• _SET EXERCISE_: Restate, word for word, every line of the data.
── EXERCISE MATERIAL ──
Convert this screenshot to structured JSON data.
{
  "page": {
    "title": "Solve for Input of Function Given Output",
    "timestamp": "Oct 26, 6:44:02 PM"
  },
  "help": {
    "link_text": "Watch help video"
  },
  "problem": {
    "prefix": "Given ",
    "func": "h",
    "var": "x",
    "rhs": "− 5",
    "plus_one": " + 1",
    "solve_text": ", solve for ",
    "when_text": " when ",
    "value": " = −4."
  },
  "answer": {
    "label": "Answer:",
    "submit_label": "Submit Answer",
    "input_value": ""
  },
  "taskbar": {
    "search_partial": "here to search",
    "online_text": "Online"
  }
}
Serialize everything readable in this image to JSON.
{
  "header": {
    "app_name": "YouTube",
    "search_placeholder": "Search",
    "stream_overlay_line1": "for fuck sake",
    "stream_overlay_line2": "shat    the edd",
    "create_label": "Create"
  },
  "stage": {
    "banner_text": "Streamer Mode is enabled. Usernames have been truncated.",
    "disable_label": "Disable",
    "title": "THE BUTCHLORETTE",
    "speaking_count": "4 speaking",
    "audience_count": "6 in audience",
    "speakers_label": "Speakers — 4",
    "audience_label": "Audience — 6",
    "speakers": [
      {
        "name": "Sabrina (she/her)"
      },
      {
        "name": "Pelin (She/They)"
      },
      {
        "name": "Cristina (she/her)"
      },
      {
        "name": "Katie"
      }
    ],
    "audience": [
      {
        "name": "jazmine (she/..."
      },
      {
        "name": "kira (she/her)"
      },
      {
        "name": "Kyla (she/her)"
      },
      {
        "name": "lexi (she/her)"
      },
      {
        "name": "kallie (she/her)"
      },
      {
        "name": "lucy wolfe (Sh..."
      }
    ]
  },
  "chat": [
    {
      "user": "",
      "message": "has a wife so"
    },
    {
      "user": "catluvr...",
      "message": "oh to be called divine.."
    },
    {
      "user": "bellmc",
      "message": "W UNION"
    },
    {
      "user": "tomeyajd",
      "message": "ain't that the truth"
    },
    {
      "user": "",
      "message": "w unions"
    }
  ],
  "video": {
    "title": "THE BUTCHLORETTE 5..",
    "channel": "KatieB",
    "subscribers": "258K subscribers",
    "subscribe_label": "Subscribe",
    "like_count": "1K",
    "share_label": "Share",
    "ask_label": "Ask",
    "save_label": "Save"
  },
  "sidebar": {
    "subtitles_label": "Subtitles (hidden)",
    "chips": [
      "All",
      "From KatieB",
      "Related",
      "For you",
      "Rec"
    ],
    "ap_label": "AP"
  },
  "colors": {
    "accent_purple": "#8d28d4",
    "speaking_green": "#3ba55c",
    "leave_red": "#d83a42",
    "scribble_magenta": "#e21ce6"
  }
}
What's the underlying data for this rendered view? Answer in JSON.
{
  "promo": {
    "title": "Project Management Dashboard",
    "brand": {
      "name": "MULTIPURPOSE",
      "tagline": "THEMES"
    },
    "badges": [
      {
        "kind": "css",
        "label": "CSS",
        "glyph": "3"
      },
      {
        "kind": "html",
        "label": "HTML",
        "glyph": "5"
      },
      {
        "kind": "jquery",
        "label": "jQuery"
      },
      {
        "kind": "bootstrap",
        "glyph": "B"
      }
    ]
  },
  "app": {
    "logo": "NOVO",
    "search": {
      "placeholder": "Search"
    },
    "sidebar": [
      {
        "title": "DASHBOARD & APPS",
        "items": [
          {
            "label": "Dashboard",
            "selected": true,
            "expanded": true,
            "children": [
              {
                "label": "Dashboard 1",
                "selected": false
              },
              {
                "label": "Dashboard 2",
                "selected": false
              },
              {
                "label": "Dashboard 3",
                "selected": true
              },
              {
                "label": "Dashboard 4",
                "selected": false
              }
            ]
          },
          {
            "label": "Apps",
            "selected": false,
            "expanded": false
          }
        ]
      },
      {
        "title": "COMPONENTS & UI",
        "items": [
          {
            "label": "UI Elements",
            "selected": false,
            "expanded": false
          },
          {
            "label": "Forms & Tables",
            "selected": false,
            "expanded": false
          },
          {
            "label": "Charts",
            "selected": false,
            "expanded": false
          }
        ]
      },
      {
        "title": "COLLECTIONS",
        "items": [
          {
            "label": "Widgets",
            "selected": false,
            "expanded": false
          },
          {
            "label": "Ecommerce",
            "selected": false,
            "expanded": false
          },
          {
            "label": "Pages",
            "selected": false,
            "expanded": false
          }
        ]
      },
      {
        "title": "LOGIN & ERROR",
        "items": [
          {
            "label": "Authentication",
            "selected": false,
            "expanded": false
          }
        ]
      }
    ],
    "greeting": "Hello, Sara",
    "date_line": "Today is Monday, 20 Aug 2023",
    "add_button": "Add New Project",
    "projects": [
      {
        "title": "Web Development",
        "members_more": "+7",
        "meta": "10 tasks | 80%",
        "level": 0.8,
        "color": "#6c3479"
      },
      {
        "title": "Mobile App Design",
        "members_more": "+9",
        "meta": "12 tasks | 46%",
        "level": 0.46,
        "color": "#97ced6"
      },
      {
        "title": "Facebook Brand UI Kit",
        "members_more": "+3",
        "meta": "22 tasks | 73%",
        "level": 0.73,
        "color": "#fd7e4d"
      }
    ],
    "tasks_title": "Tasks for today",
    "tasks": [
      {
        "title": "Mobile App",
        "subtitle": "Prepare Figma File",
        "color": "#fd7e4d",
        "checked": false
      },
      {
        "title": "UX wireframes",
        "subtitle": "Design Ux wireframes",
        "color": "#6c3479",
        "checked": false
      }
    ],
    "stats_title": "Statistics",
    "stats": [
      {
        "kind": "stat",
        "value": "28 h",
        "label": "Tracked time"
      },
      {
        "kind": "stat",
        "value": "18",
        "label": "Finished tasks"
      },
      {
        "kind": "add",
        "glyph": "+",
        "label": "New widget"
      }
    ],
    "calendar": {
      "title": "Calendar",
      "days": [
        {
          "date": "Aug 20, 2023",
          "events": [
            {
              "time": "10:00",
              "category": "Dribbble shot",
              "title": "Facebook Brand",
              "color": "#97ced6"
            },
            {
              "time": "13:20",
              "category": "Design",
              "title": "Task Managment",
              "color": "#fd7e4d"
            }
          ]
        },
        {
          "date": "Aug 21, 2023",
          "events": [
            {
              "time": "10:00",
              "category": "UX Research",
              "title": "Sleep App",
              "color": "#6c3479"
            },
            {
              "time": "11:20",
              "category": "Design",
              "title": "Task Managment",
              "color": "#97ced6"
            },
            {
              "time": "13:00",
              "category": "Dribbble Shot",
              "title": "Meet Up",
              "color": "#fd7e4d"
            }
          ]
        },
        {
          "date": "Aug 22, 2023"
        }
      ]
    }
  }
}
───
• _COMPLETED EXERCISE_:
Convert this screenshot to structured JSON data.
{
  "page": {
    "title": "Solve for Input of Function Given Output",
    "timestamp": "Oct 26, 6:44:02 PM"
  },
  "help": {
    "link_text": "Watch help video"
  },
  "problem": {
    "prefix": "Given ",
    "func": "h",
    "var": "x",
    "rhs": "− 5",
    "plus_one": " + 1",
    "solve_text": ", solve for ",
    "when_text": " when ",
    "value": " = −4."
  },
  "answer": {
    "label": "Answer:",
    "submit_label": "Submit Answer",
    "input_value": ""
  },
  "taskbar": {
    "search_partial": "here to search",
    "online_text": "Online"
  }
}
Serialize everything readable in this image to JSON.
{
  "header": {
    "app_name": "YouTube",
    "search_placeholder": "Search",
    "stream_overlay_line1": "for fuck sake",
    "stream_overlay_line2": "shat    the edd",
    "create_label": "Create"
  },
  "stage": {
    "banner_text": "Streamer Mode is enabled. Usernames have been truncated.",
    "disable_label": "Disable",
    "title": "THE BUTCHLORETTE",
    "speaking_count": "4 speaking",
    "audience_count": "6 in audience",
    "speakers_label": "Speakers — 4",
    "audience_label": "Audience — 6",
    "speakers": [
      {
        "name": "Sabrina (she/her)"
      },
      {
        "name": "Pelin (She/They)"
      },
      {
        "name": "Cristina (she/her)"
      },
      {
        "name": "Katie"
      }
    ],
    "audience": [
      {
        "name": "jazmine (she/..."
      },
      {
        "name": "kira (she/her)"
      },
      {
        "name": "Kyla (she/her)"
      },
      {
        "name": "lexi (she/her)"
      },
      {
        "name": "kallie (she/her)"
      },
      {
        "name": "lucy wolfe (Sh..."
      }
    ]
  },
  "chat": [
    {
      "user": "",
      "message": "has a wife so"
    },
    {
      "user": "catluvr...",
      "message": "oh to be called divine.."
    },
    {
      "user": "bellmc",
      "message": "W UNION"
    },
    {
      "user": "tomeyajd",
      "message": "ain't that the truth"
    },
    {
      "user": "",
      "message": "w unions"
    }
  ],
  "video": {
    "title": "THE BUTCHLORETTE 5..",
    "channel": "KatieB",
    "subscribers": "258K subscribers",
    "subscribe_label": "Subscribe",
    "like_count": "1K",
    "share_label": "Share",
    "ask_label": "Ask",
    "save_label": "Save"
  },
  "sidebar": {
    "subtitles_label": "Subtitles (hidden)",
    "chips": [
      "All",
      "From KatieB",
      "Related",
      "For you",
      "Rec"
    ],
    "ap_label": "AP"
  },
  "colors": {
    "accent_purple": "#8d28d4",
    "speaking_green": "#3ba55c",
    "leave_red": "#d83a42",
    "scribble_magenta": "#e21ce6"
  }
}
What's the underlying data for this rendered view? Answer in JSON.
{
  "promo": {
    "title": "Project Management Dashboard",
    "brand": {
      "name": "MULTIPURPOSE",
      "tagline": "THEMES"
    },
    "badges": [
      {
        "kind": "css",
        "label": "CSS",
        "glyph": "3"
      },
      {
        "kind": "html",
        "label": "HTML",
        "glyph": "5"
      },
      {
        "kind": "jquery",
        "label": "jQuery"
      },
      {
        "kind": "bootstrap",
        "glyph": "B"
      }
    ]
  },
  "app": {
    "logo": "NOVO",
    "search": {
      "placeholder": "Search"
    },
    "sidebar": [
      {
        "title": "DASHBOARD & APPS",
        "items": [
          {
            "label": "Dashboard",
            "selected": true,
            "expanded": true,
            "children": [
              {
                "label": "Dashboard 1",
                "selected": false
              },
              {
                "label": "Dashboard 2",
                "selected": false
              },
              {
                "label": "Dashboard 3",
                "selected": true
              },
              {
                "label": "Dashboard 4",
                "selected": false
              }
            ]
          },
          {
            "label": "Apps",
            "selected": false,
            "expanded": false
          }
        ]
      },
      {
        "title": "COMPONENTS & UI",
        "items": [
          {
            "label": "UI Elements",
            "selected": false,
            "expanded": false
          },
          {
            "label": "Forms & Tables",
            "selected": false,
            "expanded": false
          },
          {
            "label": "Charts",
            "selected": false,
            "expanded": false
          }
        ]
      },
      {
        "title": "COLLECTIONS",
        "items": [
          {
            "label": "Widgets",
            "selected": false,
            "expanded": false
          },
          {
            "label": "Ecommerce",
            "selected": false,
            "expanded": false
          },
          {
            "label": "Pages",
            "selected": false,
            "expanded": false
          }
        ]
      },
      {
        "title": "LOGIN & ERROR",
        "items": [
          {
            "label": "Authentication",
            "selected": false,
            "expanded": false
          }
        ]
      }
    ],
    "greeting": "Hello, Sara",
    "date_line": "Today is Monday, 20 Aug 2023",
    "add_button": "Add New Project",
    "projects": [
      {
        "title": "Web Development",
        "members_more": "+7",
        "meta": "10 tasks | 80%",
        "level": 0.8,
        "color": "#6c3479"
      },
      {
        "title": "Mobile App Design",
        "members_more": "+9",
        "meta": "12 tasks | 46%",
        "level": 0.46,
        "color": "#97ced6"
      },
      {
        "title": "Facebook Brand UI Kit",
        "members_more": "+3",
        "meta": "22 tasks | 73%",
        "level": 0.73,
        "color": "#fd7e4d"
      }
    ],
    "tasks_title": "Tasks for today",
    "tasks": [
      {
        "title": "Mobile App",
        "subtitle": "Prepare Figma File",
        "color": "#fd7e4d",
        "checked": false
      },
      {
        "title": "UX wireframes",
        "subtitle": "Design Ux wireframes",
        "color": "#6c3479",
        "checked": false
      }
    ],
    "stats_title": "Statistics",
    "stats": [
      {
        "kind": "stat",
        "value": "28 h",
        "label": "Tracked time"
      },
      {
        "kind": "stat",
        "value": "18",
        "label": "Finished tasks"
      },
      {
        "kind": "add",
        "glyph": "+",
        "label": "New widget"
      }
    ],
    "calendar": {
      "title": "Calendar",
      "days": [
        {
          "date": "Aug 20, 2023",
          "events": [
            {
              "time": "10:00",
              "category": "Dribbble shot",
              "title": "Facebook Brand",
              "color": "#97ced6"
            },
            {
              "time": "13:20",
              "category": "Design",
              "title": "Task Managment",
              "color": "#fd7e4d"
            }
          ]
        },
        {
          "date": "Aug 21, 2023",
          "events": [
            {
              "time": "10:00",
              "category": "UX Research",
              "title": "Sleep App",
              "color": "#6c3479"
            },
            {
              "time": "11:20",
              "category": "Design",
              "title": "Task Managment",
              "color": "#97ced6"
            },
            {
              "time": "13:00",
              "category": "Dribbble Shot",
              "title": "Meet Up",
              "color": "#fd7e4d"
            }
          ]
        },
        {
          "date": "Aug 22, 2023"
        }
      ]
    }
  }
}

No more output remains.